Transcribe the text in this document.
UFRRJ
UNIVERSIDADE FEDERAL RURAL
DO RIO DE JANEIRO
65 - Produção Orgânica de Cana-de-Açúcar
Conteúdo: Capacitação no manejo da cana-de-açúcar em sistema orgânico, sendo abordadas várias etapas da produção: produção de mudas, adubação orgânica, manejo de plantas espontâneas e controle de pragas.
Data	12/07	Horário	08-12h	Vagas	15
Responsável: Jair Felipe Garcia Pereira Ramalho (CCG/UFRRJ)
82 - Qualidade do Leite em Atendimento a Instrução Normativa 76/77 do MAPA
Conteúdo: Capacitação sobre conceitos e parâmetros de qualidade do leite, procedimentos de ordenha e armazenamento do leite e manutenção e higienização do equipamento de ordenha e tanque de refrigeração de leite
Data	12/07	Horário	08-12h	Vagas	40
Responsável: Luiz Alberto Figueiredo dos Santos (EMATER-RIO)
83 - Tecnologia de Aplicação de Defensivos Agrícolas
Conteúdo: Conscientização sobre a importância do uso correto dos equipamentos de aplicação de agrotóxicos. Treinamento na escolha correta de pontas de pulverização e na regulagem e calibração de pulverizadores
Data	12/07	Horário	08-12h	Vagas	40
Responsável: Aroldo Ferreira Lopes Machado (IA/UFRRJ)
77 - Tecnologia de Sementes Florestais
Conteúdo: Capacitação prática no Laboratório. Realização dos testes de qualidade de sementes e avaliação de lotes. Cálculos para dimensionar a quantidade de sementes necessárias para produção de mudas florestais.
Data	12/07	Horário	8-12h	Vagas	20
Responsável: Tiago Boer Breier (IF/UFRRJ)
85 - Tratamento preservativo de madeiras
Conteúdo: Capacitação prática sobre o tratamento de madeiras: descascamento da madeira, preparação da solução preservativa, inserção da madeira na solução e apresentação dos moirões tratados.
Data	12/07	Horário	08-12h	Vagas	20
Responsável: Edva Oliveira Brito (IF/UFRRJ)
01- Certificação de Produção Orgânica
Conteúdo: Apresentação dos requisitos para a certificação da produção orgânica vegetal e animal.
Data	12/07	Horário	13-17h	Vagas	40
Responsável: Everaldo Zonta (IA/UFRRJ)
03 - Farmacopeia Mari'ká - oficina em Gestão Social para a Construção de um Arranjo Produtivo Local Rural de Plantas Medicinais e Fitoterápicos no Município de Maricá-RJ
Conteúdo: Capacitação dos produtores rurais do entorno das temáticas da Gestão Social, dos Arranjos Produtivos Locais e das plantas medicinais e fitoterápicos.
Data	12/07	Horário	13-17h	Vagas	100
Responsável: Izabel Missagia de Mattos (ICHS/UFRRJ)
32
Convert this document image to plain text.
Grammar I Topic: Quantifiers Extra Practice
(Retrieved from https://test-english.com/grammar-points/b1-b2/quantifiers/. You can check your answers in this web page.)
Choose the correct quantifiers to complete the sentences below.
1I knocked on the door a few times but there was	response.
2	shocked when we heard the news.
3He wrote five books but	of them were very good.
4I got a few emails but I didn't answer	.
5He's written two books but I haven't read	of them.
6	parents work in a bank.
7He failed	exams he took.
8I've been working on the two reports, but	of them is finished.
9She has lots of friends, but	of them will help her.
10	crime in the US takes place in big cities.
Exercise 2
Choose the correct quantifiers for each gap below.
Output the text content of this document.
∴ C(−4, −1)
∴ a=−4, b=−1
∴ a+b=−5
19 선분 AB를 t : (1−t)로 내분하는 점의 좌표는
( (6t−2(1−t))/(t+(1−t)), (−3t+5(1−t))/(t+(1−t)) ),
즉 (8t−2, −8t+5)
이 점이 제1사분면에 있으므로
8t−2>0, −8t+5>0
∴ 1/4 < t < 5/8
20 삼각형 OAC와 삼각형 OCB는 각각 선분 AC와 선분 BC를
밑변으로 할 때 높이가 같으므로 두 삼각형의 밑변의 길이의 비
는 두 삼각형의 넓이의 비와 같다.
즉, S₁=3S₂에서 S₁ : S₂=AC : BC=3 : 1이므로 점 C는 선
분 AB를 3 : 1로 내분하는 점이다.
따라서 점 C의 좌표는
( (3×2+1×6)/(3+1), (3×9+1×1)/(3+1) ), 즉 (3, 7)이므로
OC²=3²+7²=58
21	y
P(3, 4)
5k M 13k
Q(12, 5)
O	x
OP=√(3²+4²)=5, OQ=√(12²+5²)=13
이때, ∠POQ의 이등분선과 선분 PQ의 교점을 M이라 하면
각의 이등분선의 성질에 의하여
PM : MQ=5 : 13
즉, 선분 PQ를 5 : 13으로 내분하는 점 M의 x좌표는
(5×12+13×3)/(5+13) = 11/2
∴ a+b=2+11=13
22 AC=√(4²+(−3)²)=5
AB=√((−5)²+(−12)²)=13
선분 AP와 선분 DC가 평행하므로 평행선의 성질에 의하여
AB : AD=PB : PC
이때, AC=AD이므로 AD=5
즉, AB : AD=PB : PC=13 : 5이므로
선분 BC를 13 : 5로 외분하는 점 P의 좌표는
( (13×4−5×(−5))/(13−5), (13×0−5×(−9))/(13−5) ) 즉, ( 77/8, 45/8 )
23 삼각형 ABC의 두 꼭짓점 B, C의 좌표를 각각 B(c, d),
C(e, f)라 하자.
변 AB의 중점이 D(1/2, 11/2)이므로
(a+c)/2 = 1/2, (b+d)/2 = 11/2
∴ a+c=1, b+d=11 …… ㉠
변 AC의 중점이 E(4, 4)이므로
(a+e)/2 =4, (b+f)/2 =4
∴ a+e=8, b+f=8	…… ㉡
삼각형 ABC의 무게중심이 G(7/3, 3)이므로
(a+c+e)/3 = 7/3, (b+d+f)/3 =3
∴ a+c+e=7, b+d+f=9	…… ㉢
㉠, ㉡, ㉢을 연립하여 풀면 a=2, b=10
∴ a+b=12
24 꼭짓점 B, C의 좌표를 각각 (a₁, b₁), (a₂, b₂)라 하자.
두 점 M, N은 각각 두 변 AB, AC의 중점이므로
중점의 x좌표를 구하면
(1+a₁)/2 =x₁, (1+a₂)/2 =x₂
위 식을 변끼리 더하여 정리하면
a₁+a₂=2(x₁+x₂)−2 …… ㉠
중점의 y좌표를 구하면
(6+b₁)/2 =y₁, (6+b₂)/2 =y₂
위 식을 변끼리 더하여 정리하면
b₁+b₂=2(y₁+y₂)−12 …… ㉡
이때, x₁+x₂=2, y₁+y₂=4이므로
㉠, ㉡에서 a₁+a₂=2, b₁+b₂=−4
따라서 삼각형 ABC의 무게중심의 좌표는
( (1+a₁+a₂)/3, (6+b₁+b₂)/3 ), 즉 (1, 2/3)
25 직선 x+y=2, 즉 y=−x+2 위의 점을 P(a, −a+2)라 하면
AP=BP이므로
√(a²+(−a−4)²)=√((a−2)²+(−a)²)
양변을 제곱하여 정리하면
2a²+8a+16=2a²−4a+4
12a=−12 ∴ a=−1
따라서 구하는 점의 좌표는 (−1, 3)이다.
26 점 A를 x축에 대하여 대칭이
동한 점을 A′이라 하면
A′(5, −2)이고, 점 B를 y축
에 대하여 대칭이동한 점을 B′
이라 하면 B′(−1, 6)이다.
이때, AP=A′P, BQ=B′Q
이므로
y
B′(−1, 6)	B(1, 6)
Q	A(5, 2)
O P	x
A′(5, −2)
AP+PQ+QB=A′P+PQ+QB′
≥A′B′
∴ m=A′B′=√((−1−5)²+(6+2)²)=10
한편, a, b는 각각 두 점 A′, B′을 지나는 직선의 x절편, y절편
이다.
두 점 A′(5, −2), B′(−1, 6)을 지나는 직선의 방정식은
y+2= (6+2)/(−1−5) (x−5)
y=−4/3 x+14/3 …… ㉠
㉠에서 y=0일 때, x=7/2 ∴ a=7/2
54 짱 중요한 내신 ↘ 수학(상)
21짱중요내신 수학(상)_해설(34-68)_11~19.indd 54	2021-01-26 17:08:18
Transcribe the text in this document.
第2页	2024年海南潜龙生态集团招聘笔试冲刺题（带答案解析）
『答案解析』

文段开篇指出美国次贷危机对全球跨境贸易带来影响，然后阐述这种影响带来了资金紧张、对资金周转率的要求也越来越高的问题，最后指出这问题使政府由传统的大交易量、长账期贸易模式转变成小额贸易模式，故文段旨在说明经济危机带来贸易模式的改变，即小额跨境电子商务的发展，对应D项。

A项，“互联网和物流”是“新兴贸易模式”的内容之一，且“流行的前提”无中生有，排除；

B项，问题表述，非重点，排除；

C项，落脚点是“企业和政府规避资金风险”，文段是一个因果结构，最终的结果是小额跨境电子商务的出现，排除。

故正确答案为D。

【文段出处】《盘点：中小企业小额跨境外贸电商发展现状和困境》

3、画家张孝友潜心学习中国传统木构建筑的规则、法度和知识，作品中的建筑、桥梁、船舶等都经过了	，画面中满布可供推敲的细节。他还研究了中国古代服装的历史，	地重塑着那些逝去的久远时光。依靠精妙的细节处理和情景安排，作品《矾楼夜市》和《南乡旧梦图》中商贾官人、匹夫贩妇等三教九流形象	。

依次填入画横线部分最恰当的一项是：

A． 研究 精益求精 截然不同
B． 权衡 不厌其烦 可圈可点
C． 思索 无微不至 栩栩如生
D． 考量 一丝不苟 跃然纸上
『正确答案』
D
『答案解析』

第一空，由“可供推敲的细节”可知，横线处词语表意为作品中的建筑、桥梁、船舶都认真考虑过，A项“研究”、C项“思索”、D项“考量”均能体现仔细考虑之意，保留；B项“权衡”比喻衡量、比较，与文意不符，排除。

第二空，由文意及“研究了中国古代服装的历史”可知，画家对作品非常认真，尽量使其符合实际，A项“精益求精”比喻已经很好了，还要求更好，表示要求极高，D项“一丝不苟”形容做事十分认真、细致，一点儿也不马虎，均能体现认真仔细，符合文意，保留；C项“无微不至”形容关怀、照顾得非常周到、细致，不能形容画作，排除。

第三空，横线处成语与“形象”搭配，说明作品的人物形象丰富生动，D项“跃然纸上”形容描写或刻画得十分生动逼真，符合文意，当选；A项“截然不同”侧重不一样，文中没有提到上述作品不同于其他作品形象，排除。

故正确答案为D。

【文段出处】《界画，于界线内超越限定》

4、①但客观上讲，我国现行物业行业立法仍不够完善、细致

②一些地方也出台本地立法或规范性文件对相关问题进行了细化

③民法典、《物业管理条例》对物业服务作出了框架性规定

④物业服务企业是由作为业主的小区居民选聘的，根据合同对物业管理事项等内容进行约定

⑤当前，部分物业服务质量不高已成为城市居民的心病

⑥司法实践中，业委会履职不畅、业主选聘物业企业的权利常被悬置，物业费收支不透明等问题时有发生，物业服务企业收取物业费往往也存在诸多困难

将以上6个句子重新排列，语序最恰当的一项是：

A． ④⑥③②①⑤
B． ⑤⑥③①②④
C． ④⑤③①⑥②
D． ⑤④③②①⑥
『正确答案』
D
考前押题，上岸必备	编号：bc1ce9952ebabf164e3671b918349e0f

———

▸ **Given request**
Copy every line of the data that holds the string "correct".

▸ **Exercise response**
Choose the correct quantifiers to complete the sentences below.
Choose the correct quantifiers for each gap below.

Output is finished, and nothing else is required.